*CHALLENGE*
Identify all lines in the data containing the string "пищевой". Copy them out.

[Records from a data source]
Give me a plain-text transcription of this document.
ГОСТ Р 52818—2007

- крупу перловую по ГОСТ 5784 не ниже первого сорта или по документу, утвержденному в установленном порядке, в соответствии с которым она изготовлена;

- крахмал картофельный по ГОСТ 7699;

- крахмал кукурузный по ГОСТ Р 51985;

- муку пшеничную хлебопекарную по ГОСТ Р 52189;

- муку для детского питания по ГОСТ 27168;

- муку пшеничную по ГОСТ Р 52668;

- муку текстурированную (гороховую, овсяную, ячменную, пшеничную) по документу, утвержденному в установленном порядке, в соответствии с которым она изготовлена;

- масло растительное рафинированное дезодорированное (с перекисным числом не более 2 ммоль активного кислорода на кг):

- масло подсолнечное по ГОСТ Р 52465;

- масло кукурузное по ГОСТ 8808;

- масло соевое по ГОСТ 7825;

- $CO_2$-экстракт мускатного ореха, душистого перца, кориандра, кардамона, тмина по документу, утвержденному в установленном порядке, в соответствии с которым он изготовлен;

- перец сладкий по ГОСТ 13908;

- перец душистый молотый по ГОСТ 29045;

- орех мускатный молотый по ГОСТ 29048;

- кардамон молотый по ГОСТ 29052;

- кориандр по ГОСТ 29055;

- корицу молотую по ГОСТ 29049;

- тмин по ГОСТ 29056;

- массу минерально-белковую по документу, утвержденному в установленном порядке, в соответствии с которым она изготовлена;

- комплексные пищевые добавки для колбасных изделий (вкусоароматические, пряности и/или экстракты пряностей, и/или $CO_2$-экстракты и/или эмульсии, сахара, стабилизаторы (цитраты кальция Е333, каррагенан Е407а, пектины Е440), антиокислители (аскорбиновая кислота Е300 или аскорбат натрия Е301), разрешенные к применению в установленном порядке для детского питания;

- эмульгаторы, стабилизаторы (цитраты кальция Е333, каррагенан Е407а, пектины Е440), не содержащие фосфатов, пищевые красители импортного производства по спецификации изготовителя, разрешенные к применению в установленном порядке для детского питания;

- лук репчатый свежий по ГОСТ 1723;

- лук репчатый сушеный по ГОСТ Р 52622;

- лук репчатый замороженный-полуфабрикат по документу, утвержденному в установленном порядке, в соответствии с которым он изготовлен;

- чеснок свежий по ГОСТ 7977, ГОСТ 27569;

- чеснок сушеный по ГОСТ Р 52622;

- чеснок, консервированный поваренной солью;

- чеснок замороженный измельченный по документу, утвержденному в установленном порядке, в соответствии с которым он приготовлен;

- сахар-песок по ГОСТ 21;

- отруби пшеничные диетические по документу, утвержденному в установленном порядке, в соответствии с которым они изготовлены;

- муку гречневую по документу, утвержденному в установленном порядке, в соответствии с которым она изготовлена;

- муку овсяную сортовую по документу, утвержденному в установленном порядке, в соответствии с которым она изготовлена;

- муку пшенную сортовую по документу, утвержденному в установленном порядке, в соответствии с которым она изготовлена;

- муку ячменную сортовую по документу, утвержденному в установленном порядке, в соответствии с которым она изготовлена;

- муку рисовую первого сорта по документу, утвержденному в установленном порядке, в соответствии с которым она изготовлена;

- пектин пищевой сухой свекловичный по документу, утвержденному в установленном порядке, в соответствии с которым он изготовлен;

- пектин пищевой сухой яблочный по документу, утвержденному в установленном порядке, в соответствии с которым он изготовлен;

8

*EXERCISE RESPONSE*
- пектин пищевой сухой свекловичный по документу, утвержденному в установленном порядке, в соответствии с которым он изготовлен;
- пектин пищевой сухой яблочный по документу, утвержденному в установленном порядке, в соответствии с которым он изготовлен;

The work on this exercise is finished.